Collection entries:

++++++++++

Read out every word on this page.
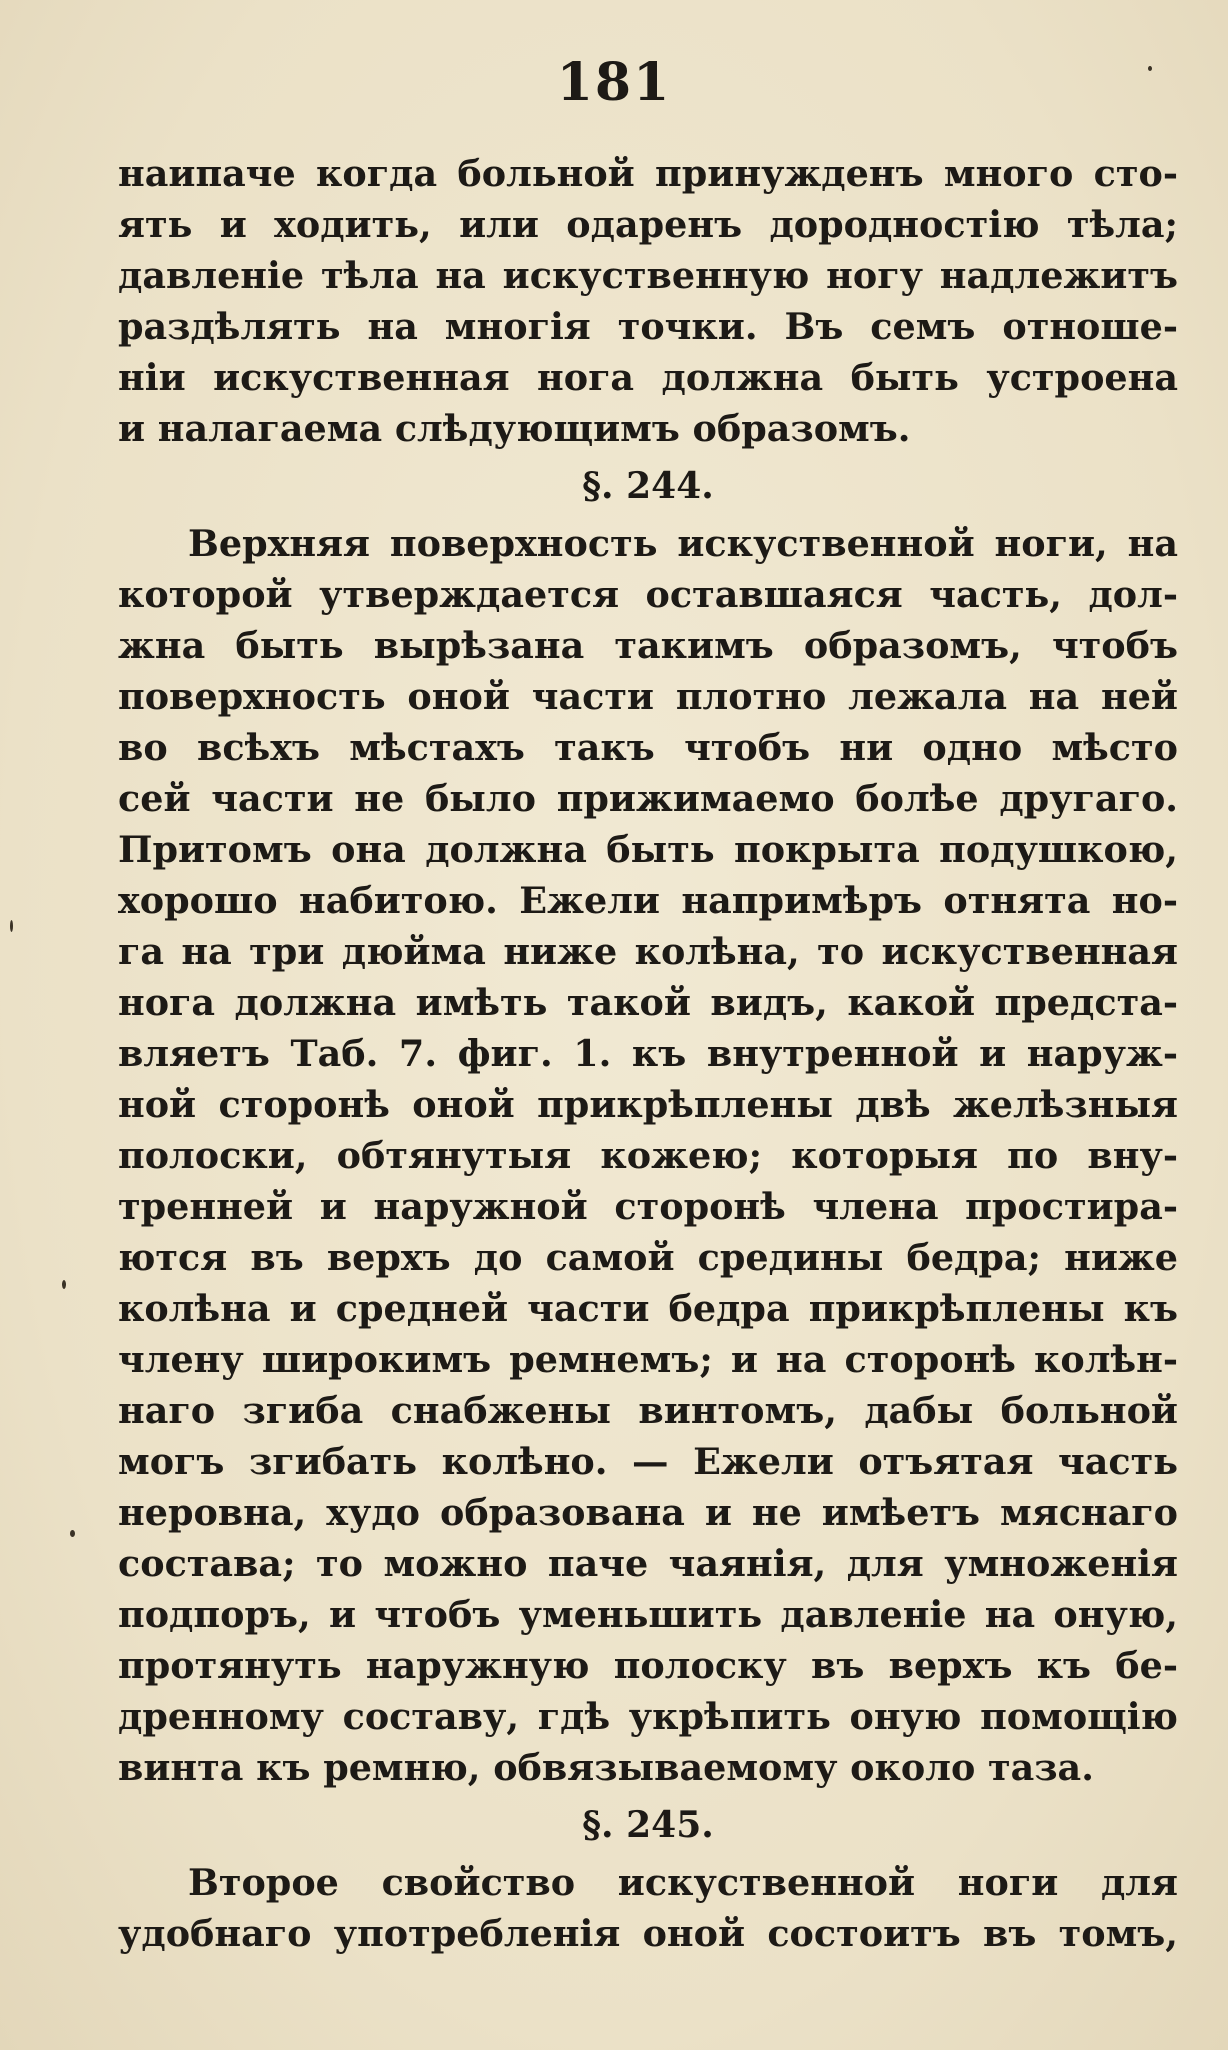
181
наипаче когда больной принужденъ много сто-
ять и ходить, или одаренъ дородностію тѣла;
давленіе тѣла на искуственную ногу надлежитъ
раздѣлять на многія точки. Въ семъ отноше-
ніи искуственная нога должна быть устроена
и налагаема слѣдующимъ образомъ.
§. 244.
Верхняя поверхность искуственной ноги, на
которой утверждается оставшаяся часть, дол-
жна быть вырѣзана такимъ образомъ, чтобъ
поверхность оной части плотно лежала на ней
во всѣхъ мѣстахъ такъ чтобъ ни одно мѣсто
сей части не было прижимаемо болѣе другаго.
Притомъ она должна быть покрыта подушкою,
хорошо набитою. Ежели напримѣръ отнята но-
га на три дюйма ниже колѣна, то искуственная
нога должна имѣть такой видъ, какой предста-
вляетъ Таб. 7. фиг. 1. къ внутренной и наруж-
ной сторонѣ оной прикрѣплены двѣ желѣзныя
полоски, обтянутыя кожею; которыя по вну-
тренней и наружной сторонѣ члена простира-
ются въ верхъ до самой средины бедра; ниже
колѣна и средней части бедра прикрѣплены къ
члену широкимъ ремнемъ; и на сторонѣ колѣн-
наго згиба снабжены винтомъ, дабы больной
могъ згибать колѣно. — Ежели отъятая часть
неровна, худо образована и не имѣетъ мяснаго
состава; то можно паче чаянія, для умноженія
подпоръ, и чтобъ уменьшить давленіе на оную,
протянуть наружную полоску въ верхъ къ бе-
дренному составу, гдѣ укрѣпить оную помощію
винта къ ремню, обвязываемому около таза.
§. 245.
Второе свойство искуственной ноги для
удобнаго употребленія оной состоитъ въ томъ,
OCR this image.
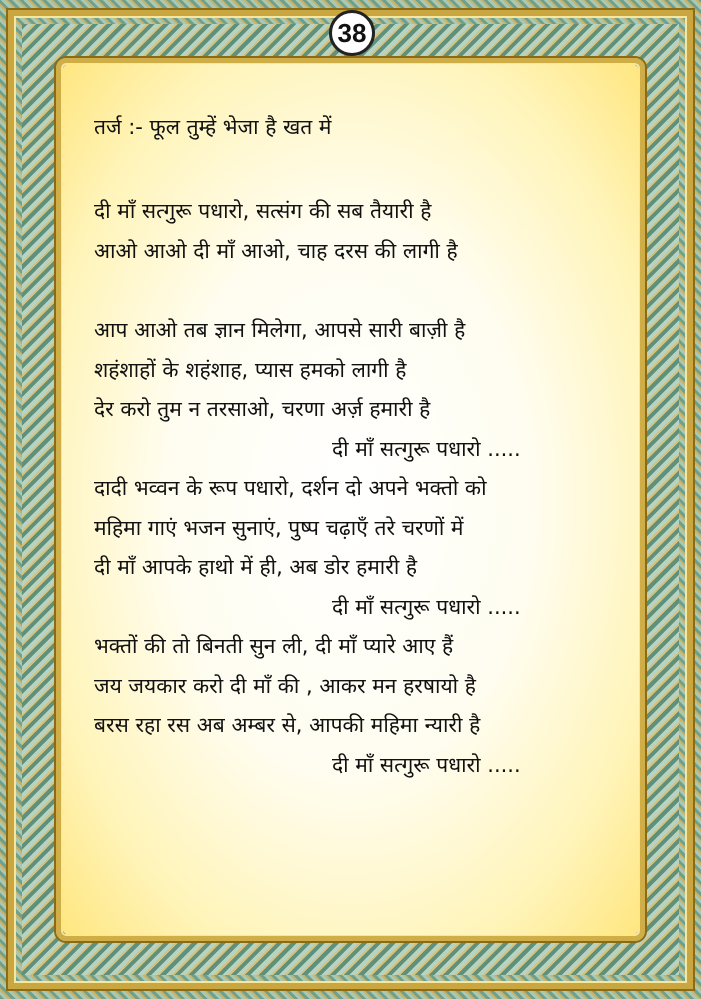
38

तर्ज :- फूल तुम्हें भेजा है खत में

दी माँ सत्गुरू पधारो, सत्संग की सब तैयारी है

आओ आओ दी माँ आओ, चाह दरस की लागी है

आप आओ तब ज्ञान मिलेगा, आपसे सारी बाज़ी है

शहंशाहों के शहंशाह, प्यास हमको लागी है

देर करो तुम न तरसाओ, चरणा अर्ज़ हमारी है

दी माँ सत्गुरू पधारो .....

दादी भव्वन के रूप पधारो, दर्शन दो अपने भक्तो को

महिमा गाएं भजन सुनाएं, पुष्प चढ़ाएँ तरे चरणों में

दी माँ आपके हाथो में ही, अब डोर हमारी है

दी माँ सत्गुरू पधारो .....

भक्तों की तो बिनती सुन ली, दी माँ प्यारे आए हैं

जय जयकार करो दी माँ की , आकर मन हरषायो है

बरस रहा रस अब अम्बर से, आपकी महिमा न्यारी है

दी माँ सत्गुरू पधारो .....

++++++++++

## [GIVEN EXERCISE]
Search the listing above for the string "ниже". Copy every line that contains it.

## [WRITTEN ANSWER]
га на три дюйма ниже колѣна, то искуственная
ются въ верхъ до самой средины бедра; ниже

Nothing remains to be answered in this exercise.